Below is a listing; reproduce each line of it exactly.

####

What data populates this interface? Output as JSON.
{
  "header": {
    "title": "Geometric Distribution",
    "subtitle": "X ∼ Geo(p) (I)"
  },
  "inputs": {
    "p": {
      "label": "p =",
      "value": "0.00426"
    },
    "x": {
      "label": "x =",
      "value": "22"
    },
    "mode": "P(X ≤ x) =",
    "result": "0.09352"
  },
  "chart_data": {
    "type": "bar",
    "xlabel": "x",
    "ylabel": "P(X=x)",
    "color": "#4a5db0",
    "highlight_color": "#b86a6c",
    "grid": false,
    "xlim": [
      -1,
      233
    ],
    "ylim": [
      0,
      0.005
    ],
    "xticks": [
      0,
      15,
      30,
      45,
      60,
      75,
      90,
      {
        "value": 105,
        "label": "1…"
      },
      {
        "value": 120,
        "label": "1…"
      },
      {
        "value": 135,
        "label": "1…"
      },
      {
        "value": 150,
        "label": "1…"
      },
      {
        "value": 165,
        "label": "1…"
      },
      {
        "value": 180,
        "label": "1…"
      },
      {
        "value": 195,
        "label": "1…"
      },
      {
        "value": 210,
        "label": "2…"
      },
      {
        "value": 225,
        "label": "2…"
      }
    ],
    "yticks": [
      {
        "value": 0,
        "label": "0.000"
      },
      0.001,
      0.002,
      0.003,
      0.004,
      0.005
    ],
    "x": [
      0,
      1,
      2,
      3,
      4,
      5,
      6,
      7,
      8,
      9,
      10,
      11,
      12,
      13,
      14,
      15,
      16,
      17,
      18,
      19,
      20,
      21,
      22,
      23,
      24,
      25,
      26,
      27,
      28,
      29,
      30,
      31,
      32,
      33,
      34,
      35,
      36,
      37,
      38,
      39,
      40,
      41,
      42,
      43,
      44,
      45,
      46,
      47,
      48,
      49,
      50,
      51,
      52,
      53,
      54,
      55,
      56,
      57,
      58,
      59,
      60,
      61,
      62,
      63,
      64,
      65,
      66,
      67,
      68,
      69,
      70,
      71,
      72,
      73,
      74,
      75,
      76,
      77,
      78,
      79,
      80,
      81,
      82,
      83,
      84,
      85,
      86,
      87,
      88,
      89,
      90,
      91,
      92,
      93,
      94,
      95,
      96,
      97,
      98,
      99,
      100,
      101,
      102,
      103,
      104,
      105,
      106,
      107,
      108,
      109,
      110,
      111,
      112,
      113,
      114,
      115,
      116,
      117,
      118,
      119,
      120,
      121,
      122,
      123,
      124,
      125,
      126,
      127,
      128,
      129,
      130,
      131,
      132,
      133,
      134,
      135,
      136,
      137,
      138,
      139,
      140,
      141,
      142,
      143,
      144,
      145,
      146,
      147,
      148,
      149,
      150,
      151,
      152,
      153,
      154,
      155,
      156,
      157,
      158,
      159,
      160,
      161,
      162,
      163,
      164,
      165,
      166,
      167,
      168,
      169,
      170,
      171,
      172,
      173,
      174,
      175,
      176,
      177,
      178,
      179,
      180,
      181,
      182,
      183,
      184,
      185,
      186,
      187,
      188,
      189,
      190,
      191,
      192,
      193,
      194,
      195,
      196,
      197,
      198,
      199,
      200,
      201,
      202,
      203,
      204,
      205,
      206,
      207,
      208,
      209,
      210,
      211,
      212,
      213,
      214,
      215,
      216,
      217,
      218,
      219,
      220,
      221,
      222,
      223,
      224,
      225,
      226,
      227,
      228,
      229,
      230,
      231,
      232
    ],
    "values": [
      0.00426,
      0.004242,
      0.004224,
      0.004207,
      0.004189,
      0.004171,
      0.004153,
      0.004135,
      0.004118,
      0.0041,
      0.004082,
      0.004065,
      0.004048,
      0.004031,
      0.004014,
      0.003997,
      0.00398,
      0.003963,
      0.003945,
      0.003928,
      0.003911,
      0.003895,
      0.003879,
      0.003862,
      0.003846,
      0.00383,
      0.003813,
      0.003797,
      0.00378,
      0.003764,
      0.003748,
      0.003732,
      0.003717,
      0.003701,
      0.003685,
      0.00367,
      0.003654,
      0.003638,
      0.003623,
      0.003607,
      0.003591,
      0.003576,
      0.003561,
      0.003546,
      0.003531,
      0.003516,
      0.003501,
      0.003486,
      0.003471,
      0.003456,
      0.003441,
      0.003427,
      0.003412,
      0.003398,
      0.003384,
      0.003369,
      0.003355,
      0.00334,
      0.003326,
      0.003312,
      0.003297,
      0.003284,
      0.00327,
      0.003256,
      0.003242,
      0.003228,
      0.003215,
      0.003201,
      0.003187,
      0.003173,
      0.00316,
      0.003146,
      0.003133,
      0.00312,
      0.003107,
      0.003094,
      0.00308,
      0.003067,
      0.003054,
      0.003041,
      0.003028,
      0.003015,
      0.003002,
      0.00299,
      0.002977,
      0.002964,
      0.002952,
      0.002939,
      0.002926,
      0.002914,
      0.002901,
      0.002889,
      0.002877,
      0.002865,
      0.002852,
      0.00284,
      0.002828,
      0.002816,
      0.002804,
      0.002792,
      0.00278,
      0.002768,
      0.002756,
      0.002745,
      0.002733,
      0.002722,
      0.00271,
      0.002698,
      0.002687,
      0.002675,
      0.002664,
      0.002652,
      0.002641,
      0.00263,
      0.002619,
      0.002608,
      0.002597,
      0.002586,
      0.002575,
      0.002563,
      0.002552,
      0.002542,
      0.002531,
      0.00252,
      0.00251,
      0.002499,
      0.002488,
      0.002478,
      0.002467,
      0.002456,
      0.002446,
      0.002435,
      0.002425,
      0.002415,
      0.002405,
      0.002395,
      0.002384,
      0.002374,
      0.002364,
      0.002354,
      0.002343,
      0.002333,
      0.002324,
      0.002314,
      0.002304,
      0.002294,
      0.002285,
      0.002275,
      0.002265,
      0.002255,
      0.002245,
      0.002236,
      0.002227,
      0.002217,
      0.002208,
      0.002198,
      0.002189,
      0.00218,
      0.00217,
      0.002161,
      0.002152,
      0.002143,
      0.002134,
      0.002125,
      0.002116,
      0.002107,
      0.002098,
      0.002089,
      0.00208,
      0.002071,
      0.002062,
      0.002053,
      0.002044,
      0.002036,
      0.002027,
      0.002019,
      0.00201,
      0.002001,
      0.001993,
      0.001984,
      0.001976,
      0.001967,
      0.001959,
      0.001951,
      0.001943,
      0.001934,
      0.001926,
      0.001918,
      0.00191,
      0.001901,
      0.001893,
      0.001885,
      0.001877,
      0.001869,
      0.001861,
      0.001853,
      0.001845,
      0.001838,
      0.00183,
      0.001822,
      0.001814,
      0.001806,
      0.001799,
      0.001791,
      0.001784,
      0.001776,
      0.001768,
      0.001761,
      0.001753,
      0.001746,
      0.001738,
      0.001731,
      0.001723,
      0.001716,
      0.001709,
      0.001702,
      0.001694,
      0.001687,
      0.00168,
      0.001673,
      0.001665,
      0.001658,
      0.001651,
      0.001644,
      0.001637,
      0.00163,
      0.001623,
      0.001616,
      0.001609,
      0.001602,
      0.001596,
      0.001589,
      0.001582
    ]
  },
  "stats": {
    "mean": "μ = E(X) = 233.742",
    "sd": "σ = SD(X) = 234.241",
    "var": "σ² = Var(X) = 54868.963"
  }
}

####

● **Exercise answer**:
What data populates this interface? Output as JSON.
{
  "header": {
    "title": "Geometric Distribution",
    "subtitle": "X ∼ Geo(p) (I)"
  },
  "inputs": {
    "p": {
      "label": "p =",
      "value": "0.00426"
    },
    "x": {
      "label": "x =",
      "value": "22"
    },
    "mode": "P(X ≤ x) =",
    "result": "0.09352"
  },
  "chart_data": {
    "type": "bar",
    "xlabel": "x",
    "ylabel": "P(X=x)",
    "color": "#4a5db0",
    "highlight_color": "#b86a6c",
    "grid": false,
    "xlim": [
      -1,
      233
    ],
    "ylim": [
      0,
      0.005
    ],
    "xticks": [
      0,
      15,
      30,
      45,
      60,
      75,
      90,
      {
        "value": 105,
        "label": "1…"
      },
      {
        "value": 120,
        "label": "1…"
      },
      {
        "value": 135,
        "label": "1…"
      },
      {
        "value": 150,
        "label": "1…"
      },
      {
        "value": 165,
        "label": "1…"
      },
      {
        "value": 180,
        "label": "1…"
      },
      {
        "value": 195,
        "label": "1…"
      },
      {
        "value": 210,
        "label": "2…"
      },
      {
        "value": 225,
        "label": "2…"
      }
    ],
    "yticks": [
      {
        "value": 0,
        "label": "0.000"
      },
      0.001,
      0.002,
      0.003,
      0.004,
      0.005
    ],
    "x": [
      0,
      1,
      2,
      3,
      4,
      5,
      6,
      7,
      8,
      9,
      10,
      11,
      12,
      13,
      14,
      15,
      16,
      17,
      18,
      19,
      20,
      21,
      22,
      23,
      24,
      25,
      26,
      27,
      28,
      29,
      30,
      31,
      32,
      33,
      34,
      35,
      36,
      37,
      38,
      39,
      40,
      41,
      42,
      43,
      44,
      45,
      46,
      47,
      48,
      49,
      50,
      51,
      52,
      53,
      54,
      55,
      56,
      57,
      58,
      59,
      60,
      61,
      62,
      63,
      64,
      65,
      66,
      67,
      68,
      69,
      70,
      71,
      72,
      73,
      74,
      75,
      76,
      77,
      78,
      79,
      80,
      81,
      82,
      83,
      84,
      85,
      86,
      87,
      88,
      89,
      90,
      91,
      92,
      93,
      94,
      95,
      96,
      97,
      98,
      99,
      100,
      101,
      102,
      103,
      104,
      105,
      106,
      107,
      108,
      109,
      110,
      111,
      112,
      113,
      114,
      115,
      116,
      117,
      118,
      119,
      120,
      121,
      122,
      123,
      124,
      125,
      126,
      127,
      128,
      129,
      130,
      131,
      132,
      133,
      134,
      135,
      136,
      137,
      138,
      139,
      140,
      141,
      142,
      143,
      144,
      145,
      146,
      147,
      148,
      149,
      150,
      151,
      152,
      153,
      154,
      155,
      156,
      157,
      158,
      159,
      160,
      161,
      162,
      163,
      164,
      165,
      166,
      167,
      168,
      169,
      170,
      171,
      172,
      173,
      174,
      175,
      176,
      177,
      178,
      179,
      180,
      181,
      182,
      183,
      184,
      185,
      186,
      187,
      188,
      189,
      190,
      191,
      192,
      193,
      194,
      195,
      196,
      197,
      198,
      199,
      200,
      201,
      202,
      203,
      204,
      205,
      206,
      207,
      208,
      209,
      210,
      211,
      212,
      213,
      214,
      215,
      216,
      217,
      218,
      219,
      220,
      221,
      222,
      223,
      224,
      225,
      226,
      227,
      228,
      229,
      230,
      231,
      232
    ],
    "values": [
      0.00426,
      0.004242,
      0.004224,
      0.004207,
      0.004189,
      0.004171,
      0.004153,
      0.004135,
      0.004118,
      0.0041,
      0.004082,
      0.004065,
      0.004048,
      0.004031,
      0.004014,
      0.003997,
      0.00398,
      0.003963,
      0.003945,
      0.003928,
      0.003911,
      0.003895,
      0.003879,
      0.003862,
      0.003846,
      0.00383,
      0.003813,
      0.003797,
      0.00378,
      0.003764,
      0.003748,
      0.003732,
      0.003717,
      0.003701,
      0.003685,
      0.00367,
      0.003654,
      0.003638,
      0.003623,
      0.003607,
      0.003591,
      0.003576,
      0.003561,
      0.003546,
      0.003531,
      0.003516,
      0.003501,
      0.003486,
      0.003471,
      0.003456,
      0.003441,
      0.003427,
      0.003412,
      0.003398,
      0.003384,
      0.003369,
      0.003355,
      0.00334,
      0.003326,
      0.003312,
      0.003297,
      0.003284,
      0.00327,
      0.003256,
      0.003242,
      0.003228,
      0.003215,
      0.003201,
      0.003187,
      0.003173,
      0.00316,
      0.003146,
      0.003133,
      0.00312,
      0.003107,
      0.003094,
      0.00308,
      0.003067,
      0.003054,
      0.003041,
      0.003028,
      0.003015,
      0.003002,
      0.00299,
      0.002977,
      0.002964,
      0.002952,
      0.002939,
      0.002926,
      0.002914,
      0.002901,
      0.002889,
      0.002877,
      0.002865,
      0.002852,
      0.00284,
      0.002828,
      0.002816,
      0.002804,
      0.002792,
      0.00278,
      0.002768,
      0.002756,
      0.002745,
      0.002733,
      0.002722,
      0.00271,
      0.002698,
      0.002687,
      0.002675,
      0.002664,
      0.002652,
      0.002641,
      0.00263,
      0.002619,
      0.002608,
      0.002597,
      0.002586,
      0.002575,
      0.002563,
      0.002552,
      0.002542,
      0.002531,
      0.00252,
      0.00251,
      0.002499,
      0.002488,
      0.002478,
      0.002467,
      0.002456,
      0.002446,
      0.002435,
      0.002425,
      0.002415,
      0.002405,
      0.002395,
      0.002384,
      0.002374,
      0.002364,
      0.002354,
      0.002343,
      0.002333,
      0.002324,
      0.002314,
      0.002304,
      0.002294,
      0.002285,
      0.002275,
      0.002265,
      0.002255,
      0.002245,
      0.002236,
      0.002227,
      0.002217,
      0.002208,
      0.002198,
      0.002189,
      0.00218,
      0.00217,
      0.002161,
      0.002152,
      0.002143,
      0.002134,
      0.002125,
      0.002116,
      0.002107,
      0.002098,
      0.002089,
      0.00208,
      0.002071,
      0.002062,
      0.002053,
      0.002044,
      0.002036,
      0.002027,
      0.002019,
      0.00201,
      0.002001,
      0.001993,
      0.001984,
      0.001976,
      0.001967,
      0.001959,
      0.001951,
      0.001943,
      0.001934,
      0.001926,
      0.001918,
      0.00191,
      0.001901,
      0.001893,
      0.001885,
      0.001877,
      0.001869,
      0.001861,
      0.001853,
      0.001845,
      0.001838,
      0.00183,
      0.001822,
      0.001814,
      0.001806,
      0.001799,
      0.001791,
      0.001784,
      0.001776,
      0.001768,
      0.001761,
      0.001753,
      0.001746,
      0.001738,
      0.001731,
      0.001723,
      0.001716,
      0.001709,
      0.001702,
      0.001694,
      0.001687,
      0.00168,
      0.001673,
      0.001665,
      0.001658,
      0.001651,
      0.001644,
      0.001637,
      0.00163,
      0.001623,
      0.001616,
      0.001609,
      0.001602,
      0.001596,
      0.001589,
      0.001582
    ]
  },
  "stats": {
    "mean": "μ = E(X) = 233.742",
    "sd": "σ = SD(X) = 234.241",
    "var": "σ² = Var(X) = 54868.963"
  }
}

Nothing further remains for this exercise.